* [STATED PROBLEM A]: Summarize the passage on smurfing in two sentences.

start SOURCE

Bigger banks such as Bank of America, which has some 900 branches around the country, are particularly vulnerable, since smurfs can make deposits into the same account from different branches without attracting attention. (Bank of America is said to be more alert now than it was in 1986, when it was fined $4.75 million for failing to report 17,000 cash deposits and transfers.)

Smurfing rings come to light regularly The IRS busted a typical one in 1987, when it got a tip that a certain Guillermo Garces was buying money orders with cash every day from as many as 13 banks in Florida. Each order had been made out for exactly $1,980: $2,000 minus the one percent smurfer's fee.
    
A search of his home turned up $900,000 in cash hidden in mirrored planters, as well as instructions, rules, route maps and monthly "travel vouchers" for his assistants. Eight members of the ring were finally convicted on felony charges.

end SOURCE

* [STATED PROBLEM B]: List the stretch of entries from the start through the line containing "paragraph: 1.7 Навчальні" as a numbered list, leaving out any blank lines.

start TASK DATA

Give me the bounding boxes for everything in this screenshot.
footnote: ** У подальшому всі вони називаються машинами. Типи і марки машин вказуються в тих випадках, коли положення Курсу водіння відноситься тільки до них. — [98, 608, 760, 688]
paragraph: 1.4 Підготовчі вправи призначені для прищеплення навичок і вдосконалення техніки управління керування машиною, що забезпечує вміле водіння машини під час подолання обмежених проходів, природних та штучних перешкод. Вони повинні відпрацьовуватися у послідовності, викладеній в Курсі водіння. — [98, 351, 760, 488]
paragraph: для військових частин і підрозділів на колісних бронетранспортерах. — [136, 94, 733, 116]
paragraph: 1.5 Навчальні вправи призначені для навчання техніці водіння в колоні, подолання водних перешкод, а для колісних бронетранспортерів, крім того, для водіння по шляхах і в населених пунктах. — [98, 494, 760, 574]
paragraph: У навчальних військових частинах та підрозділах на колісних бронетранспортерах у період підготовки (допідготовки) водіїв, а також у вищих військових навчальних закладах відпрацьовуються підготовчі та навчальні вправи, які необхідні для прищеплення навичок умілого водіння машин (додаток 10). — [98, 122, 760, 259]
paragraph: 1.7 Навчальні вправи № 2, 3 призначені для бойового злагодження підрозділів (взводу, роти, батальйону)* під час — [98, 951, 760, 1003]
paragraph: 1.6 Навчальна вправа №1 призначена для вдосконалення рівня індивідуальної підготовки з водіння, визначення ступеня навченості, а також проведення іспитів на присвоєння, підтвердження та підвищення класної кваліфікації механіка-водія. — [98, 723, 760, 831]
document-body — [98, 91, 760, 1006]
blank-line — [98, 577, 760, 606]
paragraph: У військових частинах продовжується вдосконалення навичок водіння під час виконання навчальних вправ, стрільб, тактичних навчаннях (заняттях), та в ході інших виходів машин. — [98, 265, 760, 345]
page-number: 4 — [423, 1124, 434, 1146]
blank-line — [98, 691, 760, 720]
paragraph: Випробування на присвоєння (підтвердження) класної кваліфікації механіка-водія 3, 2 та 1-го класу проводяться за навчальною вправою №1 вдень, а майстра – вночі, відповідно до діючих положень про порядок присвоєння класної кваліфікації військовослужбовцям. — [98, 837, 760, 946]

end TASK DATA

* [RIGHT ANSWER A]: Large banks such as Bank of America, with some 900 branches, are especially vulnerable because smurfs can deposit into the same account from different branches without drawing attention. In 1987 the IRS broke up a typical smurfing ring after a tip that Guillermo Garces was buying money orders with cash every day from as many as 13 Florida banks; a search of his home found $900,000 in cash, and eight members of the ring were eventually convicted on felony charges.

* [RIGHT ANSWER B]:
1. Give me the bounding boxes for everything in this screenshot.
2. footnote: ** У подальшому всі вони називаються машинами. Типи і марки машин вказуються в тих випадках, коли положення Курсу водіння відноситься тільки до них. — [98, 608, 760, 688]
3. paragraph: 1.4 Підготовчі вправи призначені для прищеплення навичок і вдосконалення техніки управління керування машиною, що забезпечує вміле водіння машини під час подолання обмежених проходів, природних та штучних перешкод. Вони повинні відпрацьовуватися у послідовності, викладеній в Курсі водіння. — [98, 351, 760, 488]
4. paragraph: для військових частин і підрозділів на колісних бронетранспортерах. — [136, 94, 733, 116]
5. paragraph: 1.5 Навчальні вправи призначені для навчання техніці водіння в колоні, подолання водних перешкод, а для колісних бронетранспортерів, крім того, для водіння по шляхах і в населених пунктах. — [98, 494, 760, 574]
6. paragraph: У навчальних військових частинах та підрозділах на колісних бронетранспортерах у період підготовки (допідготовки) водіїв, а також у вищих військових навчальних закладах відпрацьовуються підготовчі та навчальні вправи, які необхідні для прищеплення навичок умілого водіння машин (додаток 10). — [98, 122, 760, 259]
7. paragraph: 1.7 Навчальні вправи № 2, 3 призначені для бойового злагодження підрозділів (взводу, роти, батальйону)* під час — [98, 951, 760, 1003]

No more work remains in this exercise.